▶ PROVIDED DATA
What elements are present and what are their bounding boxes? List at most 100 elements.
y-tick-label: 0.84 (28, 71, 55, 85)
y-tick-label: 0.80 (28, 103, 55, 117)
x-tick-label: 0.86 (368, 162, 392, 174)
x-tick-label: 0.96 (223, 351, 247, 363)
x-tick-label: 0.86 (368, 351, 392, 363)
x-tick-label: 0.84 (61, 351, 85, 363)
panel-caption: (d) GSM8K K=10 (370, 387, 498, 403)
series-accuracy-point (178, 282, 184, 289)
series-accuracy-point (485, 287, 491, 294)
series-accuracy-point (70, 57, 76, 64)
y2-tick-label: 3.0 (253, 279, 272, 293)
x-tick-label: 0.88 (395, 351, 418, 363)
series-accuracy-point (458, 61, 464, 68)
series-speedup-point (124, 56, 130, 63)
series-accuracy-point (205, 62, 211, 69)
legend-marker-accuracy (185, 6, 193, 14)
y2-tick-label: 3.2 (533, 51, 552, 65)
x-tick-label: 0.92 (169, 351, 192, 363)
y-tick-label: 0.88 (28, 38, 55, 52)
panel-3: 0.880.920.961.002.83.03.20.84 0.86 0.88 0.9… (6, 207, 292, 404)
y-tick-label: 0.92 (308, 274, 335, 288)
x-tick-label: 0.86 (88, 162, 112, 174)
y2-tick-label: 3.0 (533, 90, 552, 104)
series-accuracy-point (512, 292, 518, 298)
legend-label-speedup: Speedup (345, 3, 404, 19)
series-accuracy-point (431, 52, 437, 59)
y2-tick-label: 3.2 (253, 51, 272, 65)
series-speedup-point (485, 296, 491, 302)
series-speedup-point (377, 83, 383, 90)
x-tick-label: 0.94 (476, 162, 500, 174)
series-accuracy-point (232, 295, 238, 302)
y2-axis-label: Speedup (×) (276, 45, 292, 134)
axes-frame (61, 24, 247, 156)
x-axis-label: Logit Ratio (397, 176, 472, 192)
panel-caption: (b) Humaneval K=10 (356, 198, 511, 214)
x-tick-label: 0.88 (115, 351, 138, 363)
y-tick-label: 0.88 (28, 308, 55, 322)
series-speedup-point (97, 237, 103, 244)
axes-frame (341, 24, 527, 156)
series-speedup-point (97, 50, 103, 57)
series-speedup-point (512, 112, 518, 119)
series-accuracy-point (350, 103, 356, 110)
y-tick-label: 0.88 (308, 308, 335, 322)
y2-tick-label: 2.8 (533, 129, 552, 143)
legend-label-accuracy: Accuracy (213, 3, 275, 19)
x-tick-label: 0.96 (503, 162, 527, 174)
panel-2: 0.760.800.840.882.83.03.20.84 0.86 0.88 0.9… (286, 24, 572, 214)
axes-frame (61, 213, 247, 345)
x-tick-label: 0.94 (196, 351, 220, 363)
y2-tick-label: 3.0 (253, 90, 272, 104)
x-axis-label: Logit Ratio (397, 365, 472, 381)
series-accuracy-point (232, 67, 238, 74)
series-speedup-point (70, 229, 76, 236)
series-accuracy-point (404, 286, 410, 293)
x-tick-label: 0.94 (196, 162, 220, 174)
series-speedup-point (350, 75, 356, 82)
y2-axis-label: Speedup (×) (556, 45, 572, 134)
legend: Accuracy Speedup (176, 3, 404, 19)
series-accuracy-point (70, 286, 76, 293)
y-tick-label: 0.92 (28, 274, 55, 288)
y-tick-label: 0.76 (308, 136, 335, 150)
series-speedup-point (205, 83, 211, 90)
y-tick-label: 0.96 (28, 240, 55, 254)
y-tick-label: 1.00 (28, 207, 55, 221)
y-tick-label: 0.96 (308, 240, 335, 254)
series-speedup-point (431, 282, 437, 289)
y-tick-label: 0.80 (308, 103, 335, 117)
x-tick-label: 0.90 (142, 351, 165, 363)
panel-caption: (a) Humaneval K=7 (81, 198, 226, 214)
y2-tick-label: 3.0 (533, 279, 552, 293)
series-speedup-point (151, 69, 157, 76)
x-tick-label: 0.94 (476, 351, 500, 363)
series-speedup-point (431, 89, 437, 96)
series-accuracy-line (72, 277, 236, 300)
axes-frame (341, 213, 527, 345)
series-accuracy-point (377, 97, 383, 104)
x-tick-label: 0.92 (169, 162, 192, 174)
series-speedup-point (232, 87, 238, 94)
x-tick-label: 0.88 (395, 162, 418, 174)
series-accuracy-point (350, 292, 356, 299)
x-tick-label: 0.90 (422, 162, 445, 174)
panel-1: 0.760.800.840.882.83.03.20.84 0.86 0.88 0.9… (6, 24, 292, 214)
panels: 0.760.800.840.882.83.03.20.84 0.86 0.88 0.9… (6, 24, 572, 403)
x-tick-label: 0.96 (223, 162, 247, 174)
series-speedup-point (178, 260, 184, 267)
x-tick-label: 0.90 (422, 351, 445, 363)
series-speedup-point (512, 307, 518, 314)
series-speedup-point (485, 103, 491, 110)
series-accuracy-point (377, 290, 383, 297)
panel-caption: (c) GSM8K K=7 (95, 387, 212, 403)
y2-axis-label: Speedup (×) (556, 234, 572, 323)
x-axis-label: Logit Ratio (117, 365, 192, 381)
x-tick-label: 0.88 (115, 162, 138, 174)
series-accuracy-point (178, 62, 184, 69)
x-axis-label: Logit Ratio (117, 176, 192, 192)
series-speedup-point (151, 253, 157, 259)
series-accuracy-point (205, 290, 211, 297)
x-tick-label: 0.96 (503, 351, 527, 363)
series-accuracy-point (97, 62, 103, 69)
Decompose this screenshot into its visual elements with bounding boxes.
* * *
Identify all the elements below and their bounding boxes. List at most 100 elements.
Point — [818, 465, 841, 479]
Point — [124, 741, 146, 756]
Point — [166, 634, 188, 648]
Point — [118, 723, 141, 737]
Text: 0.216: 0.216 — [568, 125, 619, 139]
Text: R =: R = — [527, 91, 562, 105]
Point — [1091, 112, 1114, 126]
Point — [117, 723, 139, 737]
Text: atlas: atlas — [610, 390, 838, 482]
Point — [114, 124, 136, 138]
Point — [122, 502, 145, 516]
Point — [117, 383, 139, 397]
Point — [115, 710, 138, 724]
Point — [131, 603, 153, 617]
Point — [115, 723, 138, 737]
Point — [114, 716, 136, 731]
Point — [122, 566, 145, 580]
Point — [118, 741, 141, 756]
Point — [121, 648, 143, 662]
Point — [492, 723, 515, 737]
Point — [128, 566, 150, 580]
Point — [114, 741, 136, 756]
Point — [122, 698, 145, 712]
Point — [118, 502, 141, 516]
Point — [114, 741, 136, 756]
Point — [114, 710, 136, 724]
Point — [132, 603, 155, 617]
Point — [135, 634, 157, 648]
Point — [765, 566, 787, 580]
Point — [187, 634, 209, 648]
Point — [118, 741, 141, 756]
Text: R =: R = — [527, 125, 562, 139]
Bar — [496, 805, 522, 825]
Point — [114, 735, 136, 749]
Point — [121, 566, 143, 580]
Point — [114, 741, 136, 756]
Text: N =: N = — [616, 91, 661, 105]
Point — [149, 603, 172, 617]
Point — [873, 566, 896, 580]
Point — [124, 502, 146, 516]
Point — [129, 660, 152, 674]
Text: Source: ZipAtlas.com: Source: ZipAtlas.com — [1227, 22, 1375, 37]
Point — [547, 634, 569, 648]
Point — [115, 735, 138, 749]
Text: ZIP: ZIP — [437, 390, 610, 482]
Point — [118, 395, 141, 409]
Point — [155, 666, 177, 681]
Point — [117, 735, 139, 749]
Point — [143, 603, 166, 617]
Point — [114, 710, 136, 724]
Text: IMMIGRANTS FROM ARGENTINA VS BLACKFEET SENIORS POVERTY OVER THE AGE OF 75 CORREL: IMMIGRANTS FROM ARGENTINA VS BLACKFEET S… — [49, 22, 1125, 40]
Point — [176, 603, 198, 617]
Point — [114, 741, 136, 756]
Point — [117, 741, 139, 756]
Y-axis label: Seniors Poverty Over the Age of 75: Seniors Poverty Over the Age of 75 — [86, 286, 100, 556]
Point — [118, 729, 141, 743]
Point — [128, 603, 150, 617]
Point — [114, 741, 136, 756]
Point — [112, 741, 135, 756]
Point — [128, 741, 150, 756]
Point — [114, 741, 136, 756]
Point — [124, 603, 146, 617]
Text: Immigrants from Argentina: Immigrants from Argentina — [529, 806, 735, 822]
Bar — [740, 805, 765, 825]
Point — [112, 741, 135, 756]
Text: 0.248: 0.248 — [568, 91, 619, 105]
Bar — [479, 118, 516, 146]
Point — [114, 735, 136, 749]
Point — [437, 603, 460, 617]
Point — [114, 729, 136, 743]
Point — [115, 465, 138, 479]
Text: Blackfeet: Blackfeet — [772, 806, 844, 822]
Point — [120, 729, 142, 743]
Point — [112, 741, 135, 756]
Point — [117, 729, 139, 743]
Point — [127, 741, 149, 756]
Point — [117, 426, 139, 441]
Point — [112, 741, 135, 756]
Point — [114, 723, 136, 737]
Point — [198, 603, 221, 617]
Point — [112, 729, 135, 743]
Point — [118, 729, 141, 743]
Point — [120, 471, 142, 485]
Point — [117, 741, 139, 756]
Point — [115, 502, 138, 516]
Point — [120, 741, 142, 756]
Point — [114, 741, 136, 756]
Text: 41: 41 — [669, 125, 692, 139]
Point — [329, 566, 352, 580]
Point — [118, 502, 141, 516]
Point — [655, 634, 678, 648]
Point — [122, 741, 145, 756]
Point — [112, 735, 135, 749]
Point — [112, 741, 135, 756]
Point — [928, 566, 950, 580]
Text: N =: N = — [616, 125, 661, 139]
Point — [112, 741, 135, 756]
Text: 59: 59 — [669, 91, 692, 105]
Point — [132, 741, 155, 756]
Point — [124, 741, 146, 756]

▶ EXERCISE
Collect every row above that contains the string "List" and copy each of those rows in full. Matching is case-sensitive.

▶ REPLY TO THE TASK
What elements are present and what are their bounding boxes? List at most 100 elements.
Identify all the elements below and their bounding boxes. List at most 100 elements.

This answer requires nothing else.